• _WHAT THE EXERCISE ASKS_
Drop every picture, then transcribe the remaining data exactly.

• _RECORDS TO USE_
[Begin]

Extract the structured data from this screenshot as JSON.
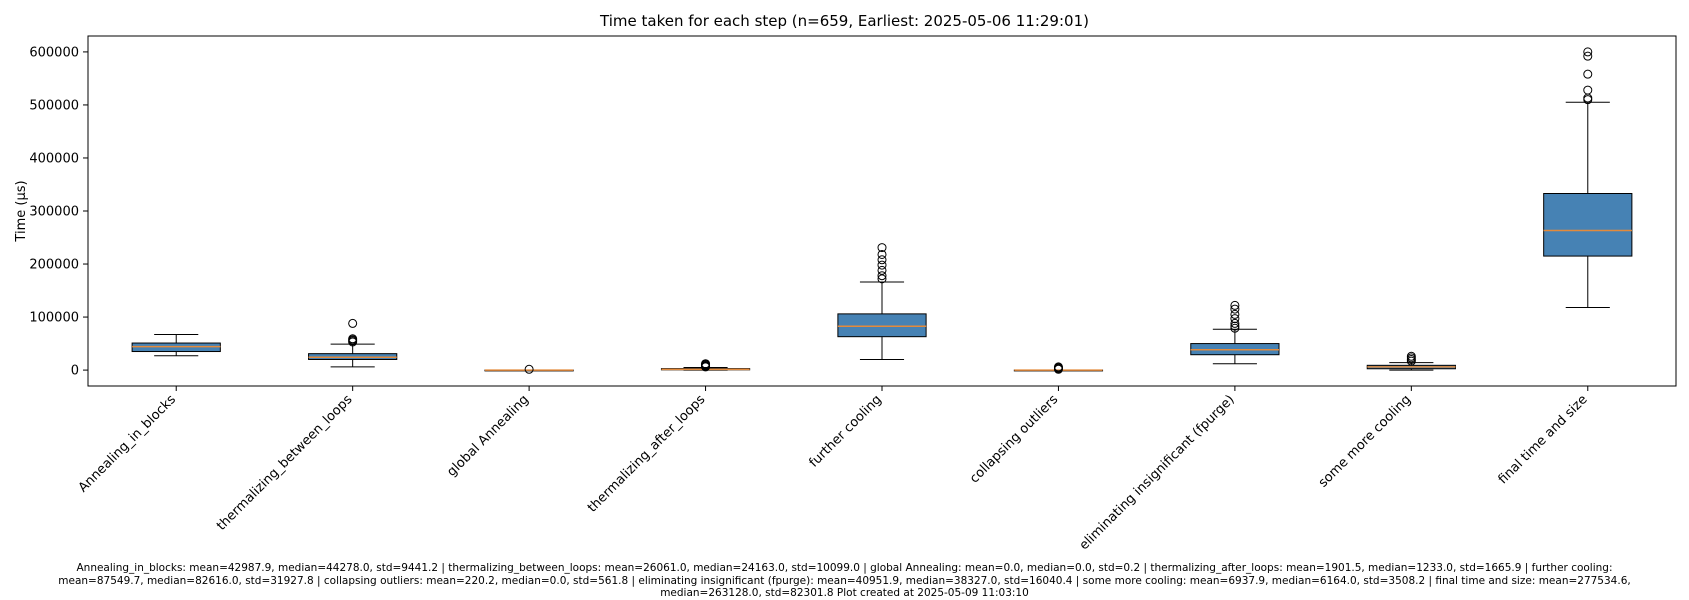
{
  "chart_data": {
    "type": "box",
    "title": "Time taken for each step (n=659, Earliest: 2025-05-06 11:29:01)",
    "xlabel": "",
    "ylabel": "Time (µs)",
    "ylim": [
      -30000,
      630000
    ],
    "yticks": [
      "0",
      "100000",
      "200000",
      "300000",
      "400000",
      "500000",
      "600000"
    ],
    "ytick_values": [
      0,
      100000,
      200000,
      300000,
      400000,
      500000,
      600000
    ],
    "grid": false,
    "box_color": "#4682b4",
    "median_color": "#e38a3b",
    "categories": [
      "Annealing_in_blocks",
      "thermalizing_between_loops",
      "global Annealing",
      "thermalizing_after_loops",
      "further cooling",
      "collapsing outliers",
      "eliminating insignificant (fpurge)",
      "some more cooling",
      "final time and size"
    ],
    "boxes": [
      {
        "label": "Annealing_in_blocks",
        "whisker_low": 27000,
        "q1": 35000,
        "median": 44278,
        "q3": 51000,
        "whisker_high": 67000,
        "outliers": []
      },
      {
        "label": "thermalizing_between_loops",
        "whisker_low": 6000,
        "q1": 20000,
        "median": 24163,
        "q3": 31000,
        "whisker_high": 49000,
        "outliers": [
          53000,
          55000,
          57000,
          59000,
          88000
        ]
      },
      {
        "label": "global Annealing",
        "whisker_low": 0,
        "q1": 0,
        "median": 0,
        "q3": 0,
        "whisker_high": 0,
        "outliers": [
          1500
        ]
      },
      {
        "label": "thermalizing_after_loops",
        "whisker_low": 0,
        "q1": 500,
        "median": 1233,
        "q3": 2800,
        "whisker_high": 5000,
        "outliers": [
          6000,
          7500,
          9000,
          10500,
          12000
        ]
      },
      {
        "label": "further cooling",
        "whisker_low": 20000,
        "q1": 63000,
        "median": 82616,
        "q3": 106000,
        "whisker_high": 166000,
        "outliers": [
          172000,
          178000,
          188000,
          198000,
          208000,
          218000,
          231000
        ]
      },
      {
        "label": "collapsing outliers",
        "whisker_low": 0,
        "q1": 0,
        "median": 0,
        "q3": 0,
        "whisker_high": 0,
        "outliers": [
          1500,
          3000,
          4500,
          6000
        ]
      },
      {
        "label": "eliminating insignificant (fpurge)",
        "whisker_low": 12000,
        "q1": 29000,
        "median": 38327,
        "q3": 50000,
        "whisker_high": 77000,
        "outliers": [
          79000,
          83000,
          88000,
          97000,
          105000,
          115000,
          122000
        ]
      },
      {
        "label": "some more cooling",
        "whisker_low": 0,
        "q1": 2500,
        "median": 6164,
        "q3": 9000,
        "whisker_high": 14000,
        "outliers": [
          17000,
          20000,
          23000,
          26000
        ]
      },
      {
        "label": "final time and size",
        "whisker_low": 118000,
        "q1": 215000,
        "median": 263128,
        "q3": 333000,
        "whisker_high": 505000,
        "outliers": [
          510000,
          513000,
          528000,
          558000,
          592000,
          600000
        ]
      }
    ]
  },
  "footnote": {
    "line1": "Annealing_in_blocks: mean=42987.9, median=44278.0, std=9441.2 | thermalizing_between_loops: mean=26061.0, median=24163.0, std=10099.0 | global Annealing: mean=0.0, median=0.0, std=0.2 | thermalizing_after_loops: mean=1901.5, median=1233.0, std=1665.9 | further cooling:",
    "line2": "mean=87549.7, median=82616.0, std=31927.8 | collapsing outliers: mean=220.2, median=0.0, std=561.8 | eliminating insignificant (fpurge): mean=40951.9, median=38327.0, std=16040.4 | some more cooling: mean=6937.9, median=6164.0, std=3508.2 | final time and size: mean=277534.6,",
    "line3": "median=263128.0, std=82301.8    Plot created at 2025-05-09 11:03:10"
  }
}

[End]

• _ANSWER FOR THIS EXERCISE_
Extract the structured data from this screenshot as JSON.
{
  "chart_data": {
    "type": "box",
    "title": "Time taken for each step (n=659, Earliest: 2025-05-06 11:29:01)",
    "xlabel": "",
    "ylabel": "Time (µs)",
    "ylim": [
      -30000,
      630000
    ],
    "yticks": [
      "0",
      "100000",
      "200000",
      "300000",
      "400000",
      "500000",
      "600000"
    ],
    "ytick_values": [
      0,
      100000,
      200000,
      300000,
      400000,
      500000,
      600000
    ],
    "grid": false,
    "box_color": "#4682b4",
    "median_color": "#e38a3b",
    "categories": [
      "Annealing_in_blocks",
      "thermalizing_between_loops",
      "global Annealing",
      "thermalizing_after_loops",
      "further cooling",
      "collapsing outliers",
      "eliminating insignificant (fpurge)",
      "some more cooling",
      "final time and size"
    ],
    "boxes": [
      {
        "label": "Annealing_in_blocks",
        "whisker_low": 27000,
        "q1": 35000,
        "median": 44278,
        "q3": 51000,
        "whisker_high": 67000,
        "outliers": []
      },
      {
        "label": "thermalizing_between_loops",
        "whisker_low": 6000,
        "q1": 20000,
        "median": 24163,
        "q3": 31000,
        "whisker_high": 49000,
        "outliers": [
          53000,
          55000,
          57000,
          59000,
          88000
        ]
      },
      {
        "label": "global Annealing",
        "whisker_low": 0,
        "q1": 0,
        "median": 0,
        "q3": 0,
        "whisker_high": 0,
        "outliers": [
          1500
        ]
      },
      {
        "label": "thermalizing_after_loops",
        "whisker_low": 0,
        "q1": 500,
        "median": 1233,
        "q3": 2800,
        "whisker_high": 5000,
        "outliers": [
          6000,
          7500,
          9000,
          10500,
          12000
        ]
      },
      {
        "label": "further cooling",
        "whisker_low": 20000,
        "q1": 63000,
        "median": 82616,
        "q3": 106000,
        "whisker_high": 166000,
        "outliers": [
          172000,
          178000,
          188000,
          198000,
          208000,
          218000,
          231000
        ]
      },
      {
        "label": "collapsing outliers",
        "whisker_low": 0,
        "q1": 0,
        "median": 0,
        "q3": 0,
        "whisker_high": 0,
        "outliers": [
          1500,
          3000,
          4500,
          6000
        ]
      },
      {
        "label": "eliminating insignificant (fpurge)",
        "whisker_low": 12000,
        "q1": 29000,
        "median": 38327,
        "q3": 50000,
        "whisker_high": 77000,
        "outliers": [
          79000,
          83000,
          88000,
          97000,
          105000,
          115000,
          122000
        ]
      },
      {
        "label": "some more cooling",
        "whisker_low": 0,
        "q1": 2500,
        "median": 6164,
        "q3": 9000,
        "whisker_high": 14000,
        "outliers": [
          17000,
          20000,
          23000,
          26000
        ]
      },
      {
        "label": "final time and size",
        "whisker_low": 118000,
        "q1": 215000,
        "median": 263128,
        "q3": 333000,
        "whisker_high": 505000,
        "outliers": [
          510000,
          513000,
          528000,
          558000,
          592000,
          600000
        ]
      }
    ]
  },
  "footnote": {
    "line1": "Annealing_in_blocks: mean=42987.9, median=44278.0, std=9441.2 | thermalizing_between_loops: mean=26061.0, median=24163.0, std=10099.0 | global Annealing: mean=0.0, median=0.0, std=0.2 | thermalizing_after_loops: mean=1901.5, median=1233.0, std=1665.9 | further cooling:",
    "line2": "mean=87549.7, median=82616.0, std=31927.8 | collapsing outliers: mean=220.2, median=0.0, std=561.8 | eliminating insignificant (fpurge): mean=40951.9, median=38327.0, std=16040.4 | some more cooling: mean=6937.9, median=6164.0, std=3508.2 | final time and size: mean=277534.6,",
    "line3": "median=263128.0, std=82301.8    Plot created at 2025-05-09 11:03:10"
  }
}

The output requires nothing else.